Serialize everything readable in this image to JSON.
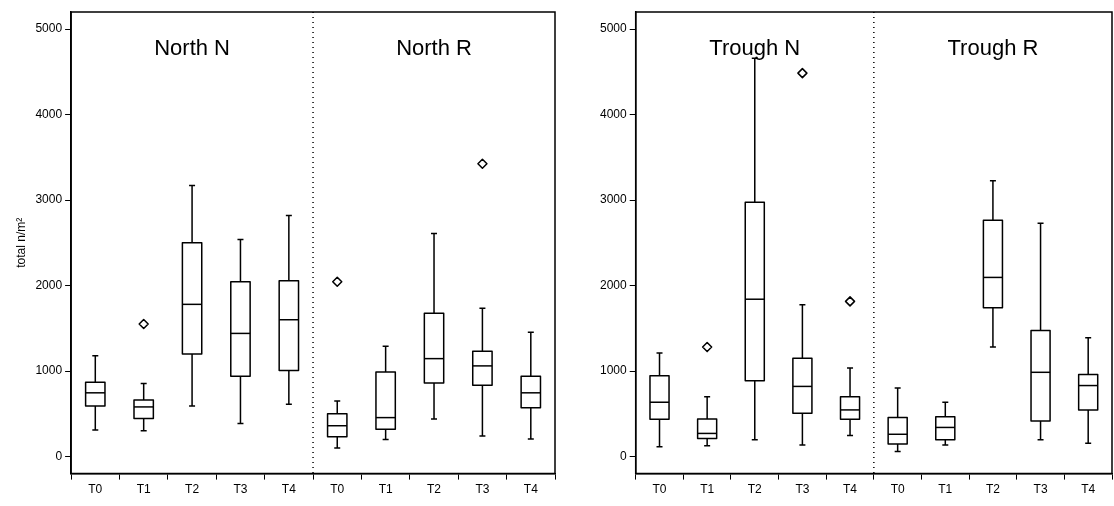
{
  "chart_data": [
    {
      "type": "box",
      "categories": [
        "T0",
        "T1",
        "T2",
        "T3",
        "T4",
        "T0",
        "T1",
        "T2",
        "T3",
        "T4"
      ],
      "ylabel": "total n/m²",
      "ylim": [
        -200,
        5200
      ],
      "yticks": [
        0,
        1000,
        2000,
        3000,
        4000,
        5000
      ],
      "grid": false,
      "legend": false,
      "marker": "diamond",
      "color": "#000000",
      "annotations": [
        "North N",
        "North R"
      ],
      "boxes": [
        {
          "low": 310,
          "q1": 590,
          "median": 745,
          "q3": 870,
          "high": 1180
        },
        {
          "low": 300,
          "q1": 445,
          "median": 580,
          "q3": 660,
          "high": 855,
          "outliers": [
            1550
          ]
        },
        {
          "low": 590,
          "q1": 1200,
          "median": 1780,
          "q3": 2500,
          "high": 3170
        },
        {
          "low": 385,
          "q1": 940,
          "median": 1440,
          "q3": 2045,
          "high": 2540
        },
        {
          "low": 610,
          "q1": 1005,
          "median": 1600,
          "q3": 2055,
          "high": 2820
        },
        {
          "low": 100,
          "q1": 230,
          "median": 360,
          "q3": 500,
          "high": 650,
          "outliers": [
            2045
          ]
        },
        {
          "low": 200,
          "q1": 320,
          "median": 455,
          "q3": 990,
          "high": 1290
        },
        {
          "low": 440,
          "q1": 860,
          "median": 1145,
          "q3": 1675,
          "high": 2610
        },
        {
          "low": 240,
          "q1": 835,
          "median": 1060,
          "q3": 1230,
          "high": 1735,
          "outliers": [
            3425
          ]
        },
        {
          "low": 205,
          "q1": 570,
          "median": 745,
          "q3": 940,
          "high": 1455
        }
      ]
    },
    {
      "type": "box",
      "categories": [
        "T0",
        "T1",
        "T2",
        "T3",
        "T4",
        "T0",
        "T1",
        "T2",
        "T3",
        "T4"
      ],
      "ylim": [
        -200,
        5200
      ],
      "yticks": [
        0,
        1000,
        2000,
        3000,
        4000,
        5000
      ],
      "grid": false,
      "legend": false,
      "marker": "diamond",
      "color": "#000000",
      "annotations": [
        "Trough N",
        "Trough R"
      ],
      "boxes": [
        {
          "low": 115,
          "q1": 435,
          "median": 635,
          "q3": 945,
          "high": 1210
        },
        {
          "low": 125,
          "q1": 210,
          "median": 270,
          "q3": 440,
          "high": 700,
          "outliers": [
            1280
          ]
        },
        {
          "low": 195,
          "q1": 885,
          "median": 1840,
          "q3": 2975,
          "high": 4660
        },
        {
          "low": 135,
          "q1": 505,
          "median": 820,
          "q3": 1150,
          "high": 1775,
          "outliers": [
            4485
          ]
        },
        {
          "low": 245,
          "q1": 435,
          "median": 545,
          "q3": 700,
          "high": 1035,
          "outliers": [
            1815
          ]
        },
        {
          "low": 60,
          "q1": 145,
          "median": 260,
          "q3": 455,
          "high": 800
        },
        {
          "low": 135,
          "q1": 195,
          "median": 340,
          "q3": 465,
          "high": 635
        },
        {
          "low": 1280,
          "q1": 1740,
          "median": 2095,
          "q3": 2765,
          "high": 3225
        },
        {
          "low": 195,
          "q1": 415,
          "median": 985,
          "q3": 1475,
          "high": 2730
        },
        {
          "low": 155,
          "q1": 545,
          "median": 830,
          "q3": 960,
          "high": 1390
        }
      ]
    }
  ]
}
⁂
What you need to do: Your copy should match the records word for word, with the pictures removed.

Task solution:
Serialize everything readable in this image to JSON.
{
  "chart_data": [
    {
      "type": "box",
      "categories": [
        "T0",
        "T1",
        "T2",
        "T3",
        "T4",
        "T0",
        "T1",
        "T2",
        "T3",
        "T4"
      ],
      "ylabel": "total n/m²",
      "ylim": [
        -200,
        5200
      ],
      "yticks": [
        0,
        1000,
        2000,
        3000,
        4000,
        5000
      ],
      "grid": false,
      "legend": false,
      "marker": "diamond",
      "color": "#000000",
      "annotations": [
        "North N",
        "North R"
      ],
      "boxes": [
        {
          "low": 310,
          "q1": 590,
          "median": 745,
          "q3": 870,
          "high": 1180
        },
        {
          "low": 300,
          "q1": 445,
          "median": 580,
          "q3": 660,
          "high": 855,
          "outliers": [
            1550
          ]
        },
        {
          "low": 590,
          "q1": 1200,
          "median": 1780,
          "q3": 2500,
          "high": 3170
        },
        {
          "low": 385,
          "q1": 940,
          "median": 1440,
          "q3": 2045,
          "high": 2540
        },
        {
          "low": 610,
          "q1": 1005,
          "median": 1600,
          "q3": 2055,
          "high": 2820
        },
        {
          "low": 100,
          "q1": 230,
          "median": 360,
          "q3": 500,
          "high": 650,
          "outliers": [
            2045
          ]
        },
        {
          "low": 200,
          "q1": 320,
          "median": 455,
          "q3": 990,
          "high": 1290
        },
        {
          "low": 440,
          "q1": 860,
          "median": 1145,
          "q3": 1675,
          "high": 2610
        },
        {
          "low": 240,
          "q1": 835,
          "median": 1060,
          "q3": 1230,
          "high": 1735,
          "outliers": [
            3425
          ]
        },
        {
          "low": 205,
          "q1": 570,
          "median": 745,
          "q3": 940,
          "high": 1455
        }
      ]
    },
    {
      "type": "box",
      "categories": [
        "T0",
        "T1",
        "T2",
        "T3",
        "T4",
        "T0",
        "T1",
        "T2",
        "T3",
        "T4"
      ],
      "ylim": [
        -200,
        5200
      ],
      "yticks": [
        0,
        1000,
        2000,
        3000,
        4000,
        5000
      ],
      "grid": false,
      "legend": false,
      "marker": "diamond",
      "color": "#000000",
      "annotations": [
        "Trough N",
        "Trough R"
      ],
      "boxes": [
        {
          "low": 115,
          "q1": 435,
          "median": 635,
          "q3": 945,
          "high": 1210
        },
        {
          "low": 125,
          "q1": 210,
          "median": 270,
          "q3": 440,
          "high": 700,
          "outliers": [
            1280
          ]
        },
        {
          "low": 195,
          "q1": 885,
          "median": 1840,
          "q3": 2975,
          "high": 4660
        },
        {
          "low": 135,
          "q1": 505,
          "median": 820,
          "q3": 1150,
          "high": 1775,
          "outliers": [
            4485
          ]
        },
        {
          "low": 245,
          "q1": 435,
          "median": 545,
          "q3": 700,
          "high": 1035,
          "outliers": [
            1815
          ]
        },
        {
          "low": 60,
          "q1": 145,
          "median": 260,
          "q3": 455,
          "high": 800
        },
        {
          "low": 135,
          "q1": 195,
          "median": 340,
          "q3": 465,
          "high": 635
        },
        {
          "low": 1280,
          "q1": 1740,
          "median": 2095,
          "q3": 2765,
          "high": 3225
        },
        {
          "low": 195,
          "q1": 415,
          "median": 985,
          "q3": 1475,
          "high": 2730
        },
        {
          "low": 155,
          "q1": 545,
          "median": 830,
          "q3": 960,
          "high": 1390
        }
      ]
    }
  ]
}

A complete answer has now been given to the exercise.